### Problem description:
Please write out the material that follows, exactly as it stands.

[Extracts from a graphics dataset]
━━━━━━━━━━━━━━━━

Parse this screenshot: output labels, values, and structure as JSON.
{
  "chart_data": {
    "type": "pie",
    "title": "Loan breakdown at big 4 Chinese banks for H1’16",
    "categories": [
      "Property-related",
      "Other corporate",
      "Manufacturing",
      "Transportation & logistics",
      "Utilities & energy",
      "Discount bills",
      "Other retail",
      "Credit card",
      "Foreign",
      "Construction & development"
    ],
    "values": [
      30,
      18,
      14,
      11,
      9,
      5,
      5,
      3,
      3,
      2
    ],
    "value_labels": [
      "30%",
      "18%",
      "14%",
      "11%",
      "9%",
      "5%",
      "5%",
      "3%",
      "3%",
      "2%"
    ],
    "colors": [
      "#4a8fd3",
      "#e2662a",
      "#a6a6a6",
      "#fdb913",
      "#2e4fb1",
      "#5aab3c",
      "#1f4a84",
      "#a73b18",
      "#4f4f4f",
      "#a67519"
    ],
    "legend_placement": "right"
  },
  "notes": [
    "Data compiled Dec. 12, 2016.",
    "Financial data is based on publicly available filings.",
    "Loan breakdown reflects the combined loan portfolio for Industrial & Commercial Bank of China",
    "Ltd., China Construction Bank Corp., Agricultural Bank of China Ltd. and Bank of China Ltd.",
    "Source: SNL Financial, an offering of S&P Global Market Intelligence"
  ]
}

━━━━━━━━━━━━━━━━

### Solution below:
Parse this screenshot: output labels, values, and structure as JSON.
{
  "chart_data": {
    "type": "pie",
    "title": "Loan breakdown at big 4 Chinese banks for H1’16",
    "categories": [
      "Property-related",
      "Other corporate",
      "Manufacturing",
      "Transportation & logistics",
      "Utilities & energy",
      "Discount bills",
      "Other retail",
      "Credit card",
      "Foreign",
      "Construction & development"
    ],
    "values": [
      30,
      18,
      14,
      11,
      9,
      5,
      5,
      3,
      3,
      2
    ],
    "value_labels": [
      "30%",
      "18%",
      "14%",
      "11%",
      "9%",
      "5%",
      "5%",
      "3%",
      "3%",
      "2%"
    ],
    "colors": [
      "#4a8fd3",
      "#e2662a",
      "#a6a6a6",
      "#fdb913",
      "#2e4fb1",
      "#5aab3c",
      "#1f4a84",
      "#a73b18",
      "#4f4f4f",
      "#a67519"
    ],
    "legend_placement": "right"
  },
  "notes": [
    "Data compiled Dec. 12, 2016.",
    "Financial data is based on publicly available filings.",
    "Loan breakdown reflects the combined loan portfolio for Industrial & Commercial Bank of China",
    "Ltd., China Construction Bank Corp., Agricultural Bank of China Ltd. and Bank of China Ltd.",
    "Source: SNL Financial, an offering of S&P Global Market Intelligence"
  ]
}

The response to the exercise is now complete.